** Start of The input **

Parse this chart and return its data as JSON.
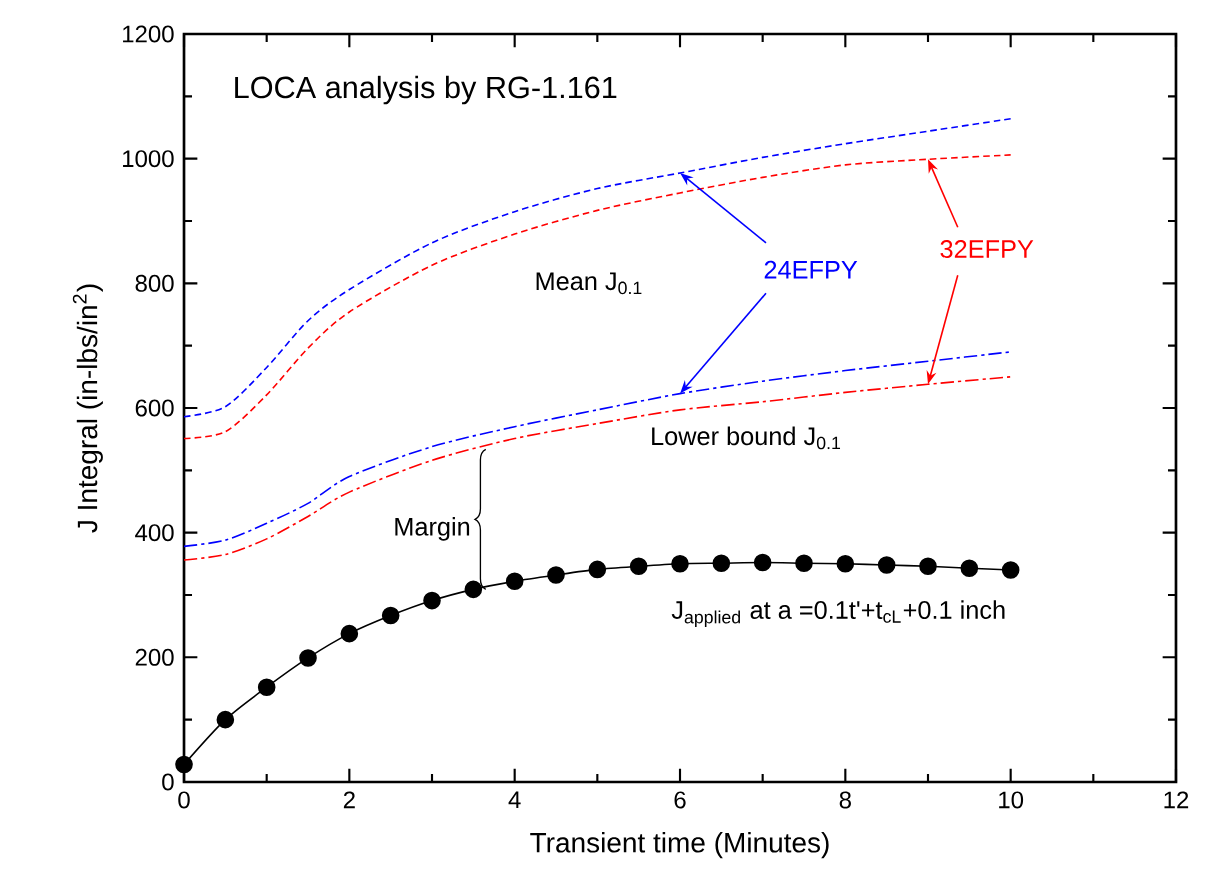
{
  "chart_data": {
    "type": "line",
    "xlabel": "Transient time (Minutes)",
    "ylabel": "J Integral (in-lbs/in$^{2}$)",
    "xlim": [
      0,
      12
    ],
    "xticks": [
      0,
      2,
      4,
      6,
      8,
      10,
      12
    ],
    "ylim": [
      0,
      1200
    ],
    "yticks": [
      0,
      200,
      400,
      600,
      800,
      1000,
      1200
    ],
    "x": [
      0,
      0.5,
      1,
      1.5,
      2,
      3,
      4,
      5,
      6,
      7,
      8,
      9,
      10
    ],
    "series": [
      {
        "color": "#0000ff",
        "line_style": "dashed",
        "values": [
          586,
          602,
          665,
          740,
          790,
          865,
          915,
          952,
          977,
          1002,
          1024,
          1044,
          1064
        ]
      },
      {
        "color": "#ff0000",
        "line_style": "dashed",
        "values": [
          551,
          562,
          621,
          696,
          754,
          829,
          879,
          917,
          945,
          970,
          990,
          999,
          1006
        ]
      },
      {
        "color": "#0000ff",
        "line_style": "dashdot",
        "values": [
          378,
          388,
          415,
          447,
          490,
          538,
          570,
          597,
          623,
          643,
          660,
          675,
          690
        ]
      },
      {
        "color": "#ff0000",
        "line_style": "dashdot",
        "values": [
          356,
          365,
          390,
          426,
          465,
          516,
          551,
          575,
          597,
          610,
          625,
          638,
          650
        ]
      },
      {
        "color": "#000000",
        "line_style": "solid",
        "marker": "circle",
        "x": [
          0,
          0.5,
          1,
          1.5,
          2,
          2.5,
          3,
          3.5,
          4,
          4.5,
          5,
          5.5,
          6,
          6.5,
          7,
          7.5,
          8,
          8.5,
          9,
          9.5,
          10
        ],
        "values": [
          28,
          100,
          152,
          199,
          238,
          267,
          291,
          309,
          322,
          332,
          341,
          346,
          350,
          351,
          352,
          351,
          350,
          348,
          346,
          343,
          340
        ]
      }
    ],
    "annotations": [
      "LOCA analysis by RG-1.161",
      "Mean J$_{0.1}$",
      {
        "text": "24EFPY",
        "x": 6,
        "y": 977
      },
      {
        "text": "32EFPY",
        "x": 9,
        "y": 999
      },
      "Lower bound J$_{0.1}$",
      {
        "text": "Margin",
        "x": 3.5,
        "y": 309
      },
      "J$_{applied}$ at a =0.1t'+t$_{cL}$+0.1 inch"
    ]
  }
}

** End of The input **

▶ [The task]:
Repeat the preceding records precisely, and leave every picture out of the copy.

▶ [The response]:
Parse this chart and return its data as JSON.
{
  "chart_data": {
    "type": "line",
    "xlabel": "Transient time (Minutes)",
    "ylabel": "J Integral (in-lbs/in$^{2}$)",
    "xlim": [
      0,
      12
    ],
    "xticks": [
      0,
      2,
      4,
      6,
      8,
      10,
      12
    ],
    "ylim": [
      0,
      1200
    ],
    "yticks": [
      0,
      200,
      400,
      600,
      800,
      1000,
      1200
    ],
    "x": [
      0,
      0.5,
      1,
      1.5,
      2,
      3,
      4,
      5,
      6,
      7,
      8,
      9,
      10
    ],
    "series": [
      {
        "color": "#0000ff",
        "line_style": "dashed",
        "values": [
          586,
          602,
          665,
          740,
          790,
          865,
          915,
          952,
          977,
          1002,
          1024,
          1044,
          1064
        ]
      },
      {
        "color": "#ff0000",
        "line_style": "dashed",
        "values": [
          551,
          562,
          621,
          696,
          754,
          829,
          879,
          917,
          945,
          970,
          990,
          999,
          1006
        ]
      },
      {
        "color": "#0000ff",
        "line_style": "dashdot",
        "values": [
          378,
          388,
          415,
          447,
          490,
          538,
          570,
          597,
          623,
          643,
          660,
          675,
          690
        ]
      },
      {
        "color": "#ff0000",
        "line_style": "dashdot",
        "values": [
          356,
          365,
          390,
          426,
          465,
          516,
          551,
          575,
          597,
          610,
          625,
          638,
          650
        ]
      },
      {
        "color": "#000000",
        "line_style": "solid",
        "marker": "circle",
        "x": [
          0,
          0.5,
          1,
          1.5,
          2,
          2.5,
          3,
          3.5,
          4,
          4.5,
          5,
          5.5,
          6,
          6.5,
          7,
          7.5,
          8,
          8.5,
          9,
          9.5,
          10
        ],
        "values": [
          28,
          100,
          152,
          199,
          238,
          267,
          291,
          309,
          322,
          332,
          341,
          346,
          350,
          351,
          352,
          351,
          350,
          348,
          346,
          343,
          340
        ]
      }
    ],
    "annotations": [
      "LOCA analysis by RG-1.161",
      "Mean J$_{0.1}$",
      {
        "text": "24EFPY",
        "x": 6,
        "y": 977
      },
      {
        "text": "32EFPY",
        "x": 9,
        "y": 999
      },
      "Lower bound J$_{0.1}$",
      {
        "text": "Margin",
        "x": 3.5,
        "y": 309
      },
      "J$_{applied}$ at a =0.1t'+t$_{cL}$+0.1 inch"
    ]
  }
}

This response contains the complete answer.